Exercise requirements:
Retype the whole listing below, character for character.

Records from a collection:
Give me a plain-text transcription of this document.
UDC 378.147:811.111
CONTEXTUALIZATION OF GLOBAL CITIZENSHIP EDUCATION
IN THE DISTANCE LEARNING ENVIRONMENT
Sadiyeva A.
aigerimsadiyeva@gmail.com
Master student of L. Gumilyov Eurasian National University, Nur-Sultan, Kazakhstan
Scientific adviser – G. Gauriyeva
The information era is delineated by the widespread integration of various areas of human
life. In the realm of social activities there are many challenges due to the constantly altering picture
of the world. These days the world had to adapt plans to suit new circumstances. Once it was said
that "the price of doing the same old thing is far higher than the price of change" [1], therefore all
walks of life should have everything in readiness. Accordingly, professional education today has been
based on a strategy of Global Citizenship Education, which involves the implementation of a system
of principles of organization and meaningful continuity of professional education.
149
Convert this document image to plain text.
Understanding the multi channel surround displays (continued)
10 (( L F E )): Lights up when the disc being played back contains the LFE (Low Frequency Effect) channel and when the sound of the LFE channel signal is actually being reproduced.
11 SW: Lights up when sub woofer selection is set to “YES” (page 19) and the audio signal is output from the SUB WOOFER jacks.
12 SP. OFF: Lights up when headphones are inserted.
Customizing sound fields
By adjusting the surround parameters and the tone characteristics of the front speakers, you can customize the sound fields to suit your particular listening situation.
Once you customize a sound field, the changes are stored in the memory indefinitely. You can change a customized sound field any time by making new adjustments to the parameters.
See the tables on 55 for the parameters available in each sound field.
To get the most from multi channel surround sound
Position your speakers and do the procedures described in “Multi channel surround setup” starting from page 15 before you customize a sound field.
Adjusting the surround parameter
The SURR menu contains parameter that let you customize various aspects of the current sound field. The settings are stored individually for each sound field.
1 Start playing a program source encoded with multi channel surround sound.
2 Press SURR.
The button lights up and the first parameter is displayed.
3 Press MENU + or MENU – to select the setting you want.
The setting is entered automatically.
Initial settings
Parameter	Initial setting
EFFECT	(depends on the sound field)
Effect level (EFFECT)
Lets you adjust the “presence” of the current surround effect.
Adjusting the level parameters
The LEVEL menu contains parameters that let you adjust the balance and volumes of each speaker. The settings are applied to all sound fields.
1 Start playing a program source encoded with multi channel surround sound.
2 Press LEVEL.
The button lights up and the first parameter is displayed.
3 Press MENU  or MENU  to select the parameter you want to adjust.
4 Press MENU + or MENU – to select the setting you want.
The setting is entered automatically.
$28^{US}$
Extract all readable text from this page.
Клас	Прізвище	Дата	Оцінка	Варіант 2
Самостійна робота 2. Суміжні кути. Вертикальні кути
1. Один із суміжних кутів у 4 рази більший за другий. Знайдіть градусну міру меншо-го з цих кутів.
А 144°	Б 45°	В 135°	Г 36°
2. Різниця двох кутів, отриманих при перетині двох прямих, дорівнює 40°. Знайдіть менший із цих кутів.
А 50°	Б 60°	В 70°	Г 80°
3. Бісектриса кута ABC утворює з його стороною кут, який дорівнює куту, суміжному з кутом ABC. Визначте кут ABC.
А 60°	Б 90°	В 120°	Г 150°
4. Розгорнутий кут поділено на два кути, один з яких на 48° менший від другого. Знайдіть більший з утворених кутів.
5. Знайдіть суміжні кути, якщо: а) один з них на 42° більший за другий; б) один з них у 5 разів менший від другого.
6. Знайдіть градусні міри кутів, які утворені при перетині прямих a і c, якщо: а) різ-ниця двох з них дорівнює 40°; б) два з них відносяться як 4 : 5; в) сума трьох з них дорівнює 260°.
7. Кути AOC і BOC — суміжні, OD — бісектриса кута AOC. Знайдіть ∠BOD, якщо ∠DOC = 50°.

Final answer:
Give me a plain-text transcription of this document.
UDC 378.147:811.111
CONTEXTUALIZATION OF GLOBAL CITIZENSHIP EDUCATION
IN THE DISTANCE LEARNING ENVIRONMENT
Sadiyeva A.
aigerimsadiyeva@gmail.com
Master student of L. Gumilyov Eurasian National University, Nur-Sultan, Kazakhstan
Scientific adviser – G. Gauriyeva
The information era is delineated by the widespread integration of various areas of human
life. In the realm of social activities there are many challenges due to the constantly altering picture
of the world. These days the world had to adapt plans to suit new circumstances. Once it was said
that "the price of doing the same old thing is far higher than the price of change" [1], therefore all
walks of life should have everything in readiness. Accordingly, professional education today has been
based on a strategy of Global Citizenship Education, which involves the implementation of a system
of principles of organization and meaningful continuity of professional education.
149
Convert this document image to plain text.
Understanding the multi channel surround displays (continued)
10 (( L F E )): Lights up when the disc being played back contains the LFE (Low Frequency Effect) channel and when the sound of the LFE channel signal is actually being reproduced.
11 SW: Lights up when sub woofer selection is set to “YES” (page 19) and the audio signal is output from the SUB WOOFER jacks.
12 SP. OFF: Lights up when headphones are inserted.
Customizing sound fields
By adjusting the surround parameters and the tone characteristics of the front speakers, you can customize the sound fields to suit your particular listening situation.
Once you customize a sound field, the changes are stored in the memory indefinitely. You can change a customized sound field any time by making new adjustments to the parameters.
See the tables on 55 for the parameters available in each sound field.
To get the most from multi channel surround sound
Position your speakers and do the procedures described in “Multi channel surround setup” starting from page 15 before you customize a sound field.
Adjusting the surround parameter
The SURR menu contains parameter that let you customize various aspects of the current sound field. The settings are stored individually for each sound field.
1 Start playing a program source encoded with multi channel surround sound.
2 Press SURR.
The button lights up and the first parameter is displayed.
3 Press MENU + or MENU – to select the setting you want.
The setting is entered automatically.
Initial settings
Parameter	Initial setting
EFFECT	(depends on the sound field)
Effect level (EFFECT)
Lets you adjust the “presence” of the current surround effect.
Adjusting the level parameters
The LEVEL menu contains parameters that let you adjust the balance and volumes of each speaker. The settings are applied to all sound fields.
1 Start playing a program source encoded with multi channel surround sound.
2 Press LEVEL.
The button lights up and the first parameter is displayed.
3 Press MENU  or MENU  to select the parameter you want to adjust.
4 Press MENU + or MENU – to select the setting you want.
The setting is entered automatically.
$28^{US}$
Extract all readable text from this page.
Клас	Прізвище	Дата	Оцінка	Варіант 2
Самостійна робота 2. Суміжні кути. Вертикальні кути
1. Один із суміжних кутів у 4 рази більший за другий. Знайдіть градусну міру меншо-го з цих кутів.
А 144°	Б 45°	В 135°	Г 36°
2. Різниця двох кутів, отриманих при перетині двох прямих, дорівнює 40°. Знайдіть менший із цих кутів.
А 50°	Б 60°	В 70°	Г 80°
3. Бісектриса кута ABC утворює з його стороною кут, який дорівнює куту, суміжному з кутом ABC. Визначте кут ABC.
А 60°	Б 90°	В 120°	Г 150°
4. Розгорнутий кут поділено на два кути, один з яких на 48° менший від другого. Знайдіть більший з утворених кутів.
5. Знайдіть суміжні кути, якщо: а) один з них на 42° більший за другий; б) один з них у 5 разів менший від другого.
6. Знайдіть градусні міри кутів, які утворені при перетині прямих a і c, якщо: а) різ-ниця двох з них дорівнює 40°; б) два з них відносяться як 4 : 5; в) сума трьох з них дорівнює 260°.
7. Кути AOC і BOC — суміжні, OD — бісектриса кута AOC. Знайдіть ∠BOD, якщо ∠DOC = 50°.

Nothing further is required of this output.